■ **Exercise requirements**
Images are not part of the copy; transcribe all the data exactly.

■ **Recorded data**
* * * * *

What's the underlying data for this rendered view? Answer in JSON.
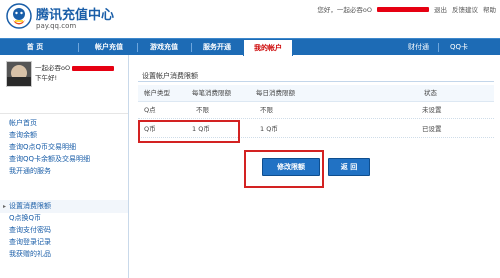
{
  "header": {
    "logo_title": "腾讯充值中心",
    "logo_sub": "pay.qq.com",
    "user_prefix": "您好，一起必吞oO",
    "links": [
      "退出",
      "反馈建议",
      "帮助"
    ]
  },
  "nav": {
    "tabs": [
      "首 页",
      "帐户充值",
      "游戏充值",
      "服务开通",
      "我的帐户"
    ],
    "active_index": 4,
    "right_items": [
      "财付通",
      "QQ卡"
    ]
  },
  "sidebar": {
    "user": {
      "name": "一起必吞oO",
      "greeting": "下午好!"
    },
    "group1": [
      "帐户首页",
      "查询余额",
      "查询Q点Q币交易明细",
      "查询QQ卡余额及交易明细",
      "我开通的服务"
    ],
    "group2": [
      "设置消费限额",
      "Q点换Q币",
      "查询支付密码",
      "查询登录记录",
      "我获赠的礼品"
    ],
    "active_item": "设置消费限额"
  },
  "main": {
    "title": "设置帐户消费限额",
    "columns": [
      "帐户类型",
      "每笔消费限额",
      "每日消费限额",
      "状态"
    ],
    "rows": [
      {
        "type": "Q点",
        "per_tx": "不限",
        "daily": "不限",
        "status": "未设置"
      },
      {
        "type": "Q币",
        "per_tx": "1 Q币",
        "daily": "1 Q币",
        "status": "已设置"
      }
    ],
    "buttons": {
      "modify": "修改限额",
      "back": "返 回"
    }
  },
  "colors": {
    "brand": "#1d6bb5",
    "highlight": "#d32222",
    "redaction": "#e60012"
  }
}
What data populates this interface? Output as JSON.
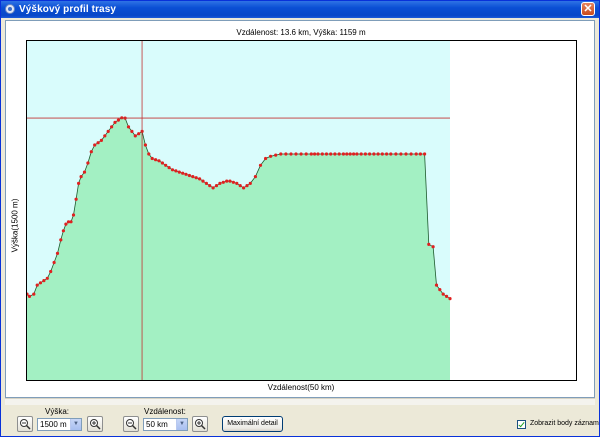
{
  "window": {
    "title": "Výškový profil trasy",
    "close_glyph": "✕"
  },
  "chart_data": {
    "type": "area",
    "title": "Vzdálenost: 13.6 km, Výška: 1159 m",
    "xlabel": "Vzdálenost(50 km)",
    "ylabel": "Výška(1500 m)",
    "xlim": [
      0,
      50
    ],
    "ylim": [
      0,
      1500
    ],
    "cursor": {
      "x": 13.6,
      "y": 1159
    },
    "fill_color": "#a3f0c3",
    "background_color": "#d9fcfc",
    "point_color": "#e02020",
    "series": [
      {
        "x": [
          0,
          0.3,
          0.8,
          1.2,
          1.6,
          2.0,
          2.4,
          2.8,
          3.2,
          3.6,
          4.0,
          4.3,
          4.6,
          4.9,
          5.2,
          5.5,
          5.8,
          6.1,
          6.4,
          6.8,
          7.2,
          7.6,
          8.0,
          8.4,
          8.8,
          9.2,
          9.6,
          10.0,
          10.4,
          10.8,
          11.2,
          11.6,
          12.0,
          12.4,
          12.8,
          13.2,
          13.6,
          14.0,
          14.4,
          14.8,
          15.2,
          15.6,
          16.0,
          16.4,
          16.8,
          17.2,
          17.6,
          18.0,
          18.4,
          18.8,
          19.2,
          19.6,
          20.0,
          20.4,
          20.8,
          21.2,
          21.6,
          22.0,
          22.4,
          22.8,
          23.2,
          23.6,
          24.0,
          24.4,
          24.8,
          25.2,
          25.6,
          26.0,
          26.4,
          27.0,
          27.6,
          28.2,
          28.8,
          29.4,
          30.0,
          30.6,
          31.2,
          31.8,
          32.4,
          33.0,
          33.6,
          34.0,
          34.4,
          34.9,
          35.4,
          35.9,
          36.4,
          36.9,
          37.4,
          37.8,
          38.2,
          38.6,
          39.0,
          39.5,
          40.0,
          40.5,
          41.0,
          41.5,
          42.0,
          42.5,
          43.0,
          43.6,
          44.2,
          44.8,
          45.4,
          46.0,
          46.5,
          47.0,
          47.5,
          48.0,
          48.4,
          48.8,
          49.2,
          49.6,
          50.0
        ],
        "values": [
          380,
          370,
          380,
          420,
          430,
          440,
          450,
          480,
          520,
          560,
          620,
          660,
          690,
          700,
          700,
          730,
          800,
          870,
          900,
          920,
          960,
          1010,
          1040,
          1050,
          1060,
          1080,
          1100,
          1120,
          1140,
          1150,
          1160,
          1159,
          1120,
          1100,
          1080,
          1090,
          1100,
          1040,
          1000,
          980,
          975,
          970,
          960,
          950,
          940,
          930,
          925,
          920,
          915,
          910,
          905,
          900,
          895,
          890,
          880,
          870,
          860,
          850,
          860,
          870,
          875,
          880,
          880,
          875,
          870,
          860,
          850,
          860,
          870,
          900,
          950,
          980,
          990,
          995,
          1000,
          1000,
          1000,
          1000,
          1000,
          1000,
          1000,
          1000,
          1000,
          1000,
          1000,
          1000,
          1000,
          1000,
          1000,
          1000,
          1000,
          1000,
          1000,
          1000,
          1000,
          1000,
          1000,
          1000,
          1000,
          1000,
          1000,
          1000,
          1000,
          1000,
          1000,
          1000,
          1000,
          1000,
          600,
          590,
          420,
          400,
          380,
          370,
          360
        ]
      }
    ]
  },
  "toolbar": {
    "height_label": "Výška:",
    "height_value": "1500 m",
    "distance_label": "Vzdálenost:",
    "distance_value": "50 km",
    "max_detail_label": "Maximální detail",
    "show_points_label": "Zobrazit body záznam",
    "show_points_checked": true
  }
}
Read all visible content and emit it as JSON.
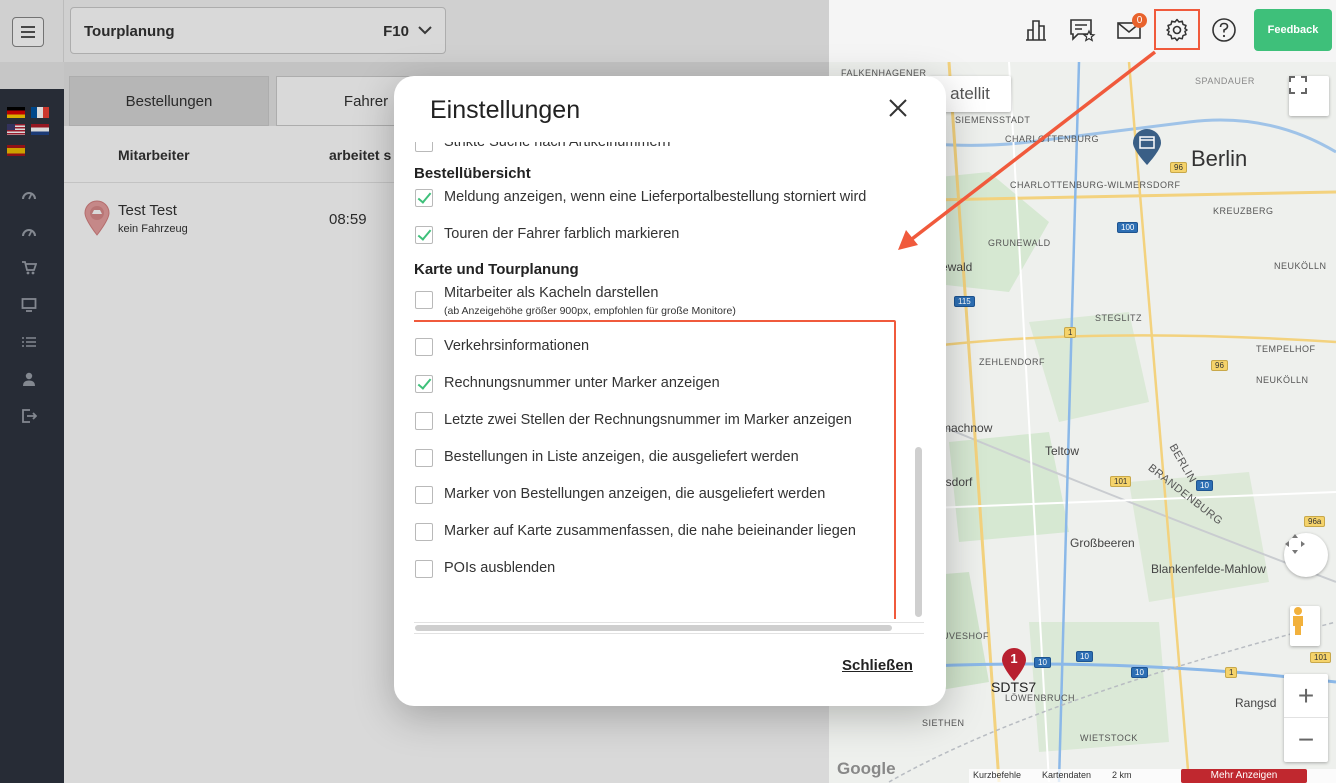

* * * * *

■ **Result of this task**
What's the underlying data for this rendered view? Answer in JSON.
{
  "header": {
    "logo_title": "腾讯充值中心",
    "logo_sub": "pay.qq.com",
    "user_prefix": "您好，一起必吞oO",
    "links": [
      "退出",
      "反馈建议",
      "帮助"
    ]
  },
  "nav": {
    "tabs": [
      "首 页",
      "帐户充值",
      "游戏充值",
      "服务开通",
      "我的帐户"
    ],
    "active_index": 4,
    "right_items": [
      "财付通",
      "QQ卡"
    ]
  },
  "sidebar": {
    "user": {
      "name": "一起必吞oO",
      "greeting": "下午好!"
    },
    "group1": [
      "帐户首页",
      "查询余额",
      "查询Q点Q币交易明细",
      "查询QQ卡余额及交易明细",
      "我开通的服务"
    ],
    "group2": [
      "设置消费限额",
      "Q点换Q币",
      "查询支付密码",
      "查询登录记录",
      "我获赠的礼品"
    ],
    "active_item": "设置消费限额"
  },
  "main": {
    "title": "设置帐户消费限额",
    "columns": [
      "帐户类型",
      "每笔消费限额",
      "每日消费限额",
      "状态"
    ],
    "rows": [
      {
        "type": "Q点",
        "per_tx": "不限",
        "daily": "不限",
        "status": "未设置"
      },
      {
        "type": "Q币",
        "per_tx": "1 Q币",
        "daily": "1 Q币",
        "status": "已设置"
      }
    ],
    "buttons": {
      "modify": "修改限额",
      "back": "返 回"
    }
  },
  "colors": {
    "brand": "#1d6bb5",
    "highlight": "#d32222",
    "redaction": "#e60012"
  }
}
What data populates this interface? Output as JSON.
{
  "window": {
    "title": "Výškový profil trasy",
    "close_glyph": "✕"
  },
  "chart_data": {
    "type": "area",
    "title": "Vzdálenost: 13.6 km, Výška: 1159 m",
    "xlabel": "Vzdálenost(50 km)",
    "ylabel": "Výška(1500 m)",
    "xlim": [
      0,
      50
    ],
    "ylim": [
      0,
      1500
    ],
    "cursor": {
      "x": 13.6,
      "y": 1159
    },
    "fill_color": "#a3f0c3",
    "background_color": "#d9fcfc",
    "point_color": "#e02020",
    "series": [
      {
        "x": [
          0,
          0.3,
          0.8,
          1.2,
          1.6,
          2.0,
          2.4,
          2.8,
          3.2,
          3.6,
          4.0,
          4.3,
          4.6,
          4.9,
          5.2,
          5.5,
          5.8,
          6.1,
          6.4,
          6.8,
          7.2,
          7.6,
          8.0,
          8.4,
          8.8,
          9.2,
          9.6,
          10.0,
          10.4,
          10.8,
          11.2,
          11.6,
          12.0,
          12.4,
          12.8,
          13.2,
          13.6,
          14.0,
          14.4,
          14.8,
          15.2,
          15.6,
          16.0,
          16.4,
          16.8,
          17.2,
          17.6,
          18.0,
          18.4,
          18.8,
          19.2,
          19.6,
          20.0,
          20.4,
          20.8,
          21.2,
          21.6,
          22.0,
          22.4,
          22.8,
          23.2,
          23.6,
          24.0,
          24.4,
          24.8,
          25.2,
          25.6,
          26.0,
          26.4,
          27.0,
          27.6,
          28.2,
          28.8,
          29.4,
          30.0,
          30.6,
          31.2,
          31.8,
          32.4,
          33.0,
          33.6,
          34.0,
          34.4,
          34.9,
          35.4,
          35.9,
          36.4,
          36.9,
          37.4,
          37.8,
          38.2,
          38.6,
          39.0,
          39.5,
          40.0,
          40.5,
          41.0,
          41.5,
          42.0,
          42.5,
          43.0,
          43.6,
          44.2,
          44.8,
          45.4,
          46.0,
          46.5,
          47.0,
          47.5,
          48.0,
          48.4,
          48.8,
          49.2,
          49.6,
          50.0
        ],
        "values": [
          380,
          370,
          380,
          420,
          430,
          440,
          450,
          480,
          520,
          560,
          620,
          660,
          690,
          700,
          700,
          730,
          800,
          870,
          900,
          920,
          960,
          1010,
          1040,
          1050,
          1060,
          1080,
          1100,
          1120,
          1140,
          1150,
          1160,
          1159,
          1120,
          1100,
          1080,
          1090,
          1100,
          1040,
          1000,
          980,
          975,
          970,
          960,
          950,
          940,
          930,
          925,
          920,
          915,
          910,
          905,
          900,
          895,
          890,
          880,
          870,
          860,
          850,
          860,
          870,
          875,
          880,
          880,
          875,
          870,
          860,
          850,
          860,
          870,
          900,
          950,
          980,
          990,
          995,
          1000,
          1000,
          1000,
          1000,
          1000,
          1000,
          1000,
          1000,
          1000,
          1000,
          1000,
          1000,
          1000,
          1000,
          1000,
          1000,
          1000,
          1000,
          1000,
          1000,
          1000,
          1000,
          1000,
          1000,
          1000,
          1000,
          1000,
          1000,
          1000,
          1000,
          1000,
          1000,
          1000,
          1000,
          600,
          590,
          420,
          400,
          380,
          370,
          360
        ]
      }
    ]
  },
  "toolbar": {
    "height_label": "Výška:",
    "height_value": "1500 m",
    "distance_label": "Vzdálenost:",
    "distance_value": "50 km",
    "max_detail_label": "Maximální detail",
    "show_points_label": "Zobrazit body záznam",
    "show_points_checked": true
  }
}
Read all visible content and emit it as JSON.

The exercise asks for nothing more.